• [What is required] Copy each line that contains the word "objetivos".

• [Material provided]
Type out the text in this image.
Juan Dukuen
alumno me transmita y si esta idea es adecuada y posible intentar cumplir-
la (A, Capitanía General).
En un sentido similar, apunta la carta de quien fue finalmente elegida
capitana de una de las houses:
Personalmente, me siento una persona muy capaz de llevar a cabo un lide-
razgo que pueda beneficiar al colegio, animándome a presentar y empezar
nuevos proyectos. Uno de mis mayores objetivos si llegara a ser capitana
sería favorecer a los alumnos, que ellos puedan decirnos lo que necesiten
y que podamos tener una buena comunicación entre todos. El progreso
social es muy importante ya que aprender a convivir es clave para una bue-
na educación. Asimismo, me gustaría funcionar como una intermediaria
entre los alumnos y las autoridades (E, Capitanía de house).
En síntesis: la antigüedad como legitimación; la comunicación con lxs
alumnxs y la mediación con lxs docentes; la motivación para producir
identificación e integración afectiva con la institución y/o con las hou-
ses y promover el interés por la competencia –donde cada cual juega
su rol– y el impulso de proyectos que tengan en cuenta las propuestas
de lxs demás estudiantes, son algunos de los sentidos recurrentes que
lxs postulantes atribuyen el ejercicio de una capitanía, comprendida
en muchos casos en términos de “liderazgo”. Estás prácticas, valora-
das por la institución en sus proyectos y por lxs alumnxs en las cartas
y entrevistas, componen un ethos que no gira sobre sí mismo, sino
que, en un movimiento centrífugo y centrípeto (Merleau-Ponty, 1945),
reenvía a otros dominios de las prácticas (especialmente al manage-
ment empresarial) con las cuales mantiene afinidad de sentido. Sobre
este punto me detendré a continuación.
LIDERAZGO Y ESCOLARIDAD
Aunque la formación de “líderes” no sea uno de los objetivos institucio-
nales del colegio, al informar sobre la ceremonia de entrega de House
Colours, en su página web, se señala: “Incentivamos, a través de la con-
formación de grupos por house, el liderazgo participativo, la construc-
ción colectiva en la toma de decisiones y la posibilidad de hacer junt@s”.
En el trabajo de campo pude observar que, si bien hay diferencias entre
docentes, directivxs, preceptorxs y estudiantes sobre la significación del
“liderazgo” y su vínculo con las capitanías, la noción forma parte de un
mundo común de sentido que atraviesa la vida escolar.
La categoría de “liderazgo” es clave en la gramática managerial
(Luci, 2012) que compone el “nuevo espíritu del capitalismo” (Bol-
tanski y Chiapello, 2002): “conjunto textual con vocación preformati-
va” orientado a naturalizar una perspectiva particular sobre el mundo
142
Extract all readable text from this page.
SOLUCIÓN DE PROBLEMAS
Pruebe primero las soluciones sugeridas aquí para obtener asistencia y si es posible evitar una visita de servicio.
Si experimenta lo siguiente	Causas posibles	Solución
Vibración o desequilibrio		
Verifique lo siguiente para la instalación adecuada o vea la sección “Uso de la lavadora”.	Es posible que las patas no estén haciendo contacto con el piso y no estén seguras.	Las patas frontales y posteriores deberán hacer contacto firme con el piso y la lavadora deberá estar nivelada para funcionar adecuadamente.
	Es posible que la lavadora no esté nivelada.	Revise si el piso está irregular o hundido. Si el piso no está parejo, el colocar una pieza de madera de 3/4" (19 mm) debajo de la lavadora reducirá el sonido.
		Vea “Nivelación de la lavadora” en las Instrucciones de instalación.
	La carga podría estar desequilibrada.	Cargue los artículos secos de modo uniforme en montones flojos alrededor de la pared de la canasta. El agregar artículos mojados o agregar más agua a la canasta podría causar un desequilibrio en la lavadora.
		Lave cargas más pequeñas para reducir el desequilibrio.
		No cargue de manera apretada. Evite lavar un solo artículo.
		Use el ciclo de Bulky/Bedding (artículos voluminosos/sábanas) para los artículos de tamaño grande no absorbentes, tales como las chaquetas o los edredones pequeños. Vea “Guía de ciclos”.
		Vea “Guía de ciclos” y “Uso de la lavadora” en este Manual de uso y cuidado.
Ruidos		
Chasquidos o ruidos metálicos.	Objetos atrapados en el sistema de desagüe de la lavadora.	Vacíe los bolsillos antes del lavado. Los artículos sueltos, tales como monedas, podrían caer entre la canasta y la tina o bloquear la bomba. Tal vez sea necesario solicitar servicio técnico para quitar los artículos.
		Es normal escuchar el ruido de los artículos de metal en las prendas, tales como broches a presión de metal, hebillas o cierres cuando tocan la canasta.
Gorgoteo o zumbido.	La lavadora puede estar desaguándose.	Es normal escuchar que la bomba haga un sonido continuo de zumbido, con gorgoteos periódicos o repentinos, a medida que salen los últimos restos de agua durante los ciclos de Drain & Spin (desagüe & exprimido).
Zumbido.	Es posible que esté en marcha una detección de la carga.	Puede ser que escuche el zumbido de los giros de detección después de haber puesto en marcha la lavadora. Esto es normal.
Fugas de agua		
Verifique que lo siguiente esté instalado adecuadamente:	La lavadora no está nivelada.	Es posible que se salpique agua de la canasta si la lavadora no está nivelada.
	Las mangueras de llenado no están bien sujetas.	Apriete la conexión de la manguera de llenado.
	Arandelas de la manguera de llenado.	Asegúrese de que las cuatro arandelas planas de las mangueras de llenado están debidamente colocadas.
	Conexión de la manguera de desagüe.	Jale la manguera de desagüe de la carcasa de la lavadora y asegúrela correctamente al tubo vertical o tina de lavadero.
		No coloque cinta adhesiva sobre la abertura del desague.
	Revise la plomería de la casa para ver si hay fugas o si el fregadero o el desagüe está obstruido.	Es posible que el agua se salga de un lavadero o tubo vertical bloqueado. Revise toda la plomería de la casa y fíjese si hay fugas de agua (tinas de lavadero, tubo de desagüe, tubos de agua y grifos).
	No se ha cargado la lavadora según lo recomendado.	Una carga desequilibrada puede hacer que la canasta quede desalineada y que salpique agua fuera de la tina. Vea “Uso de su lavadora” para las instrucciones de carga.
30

• [The result]
nuevos proyectos. Uno de mis mayores objetivos si llegara a ser capitana
Aunque la formación de “líderes” no sea uno de los objetivos institucio-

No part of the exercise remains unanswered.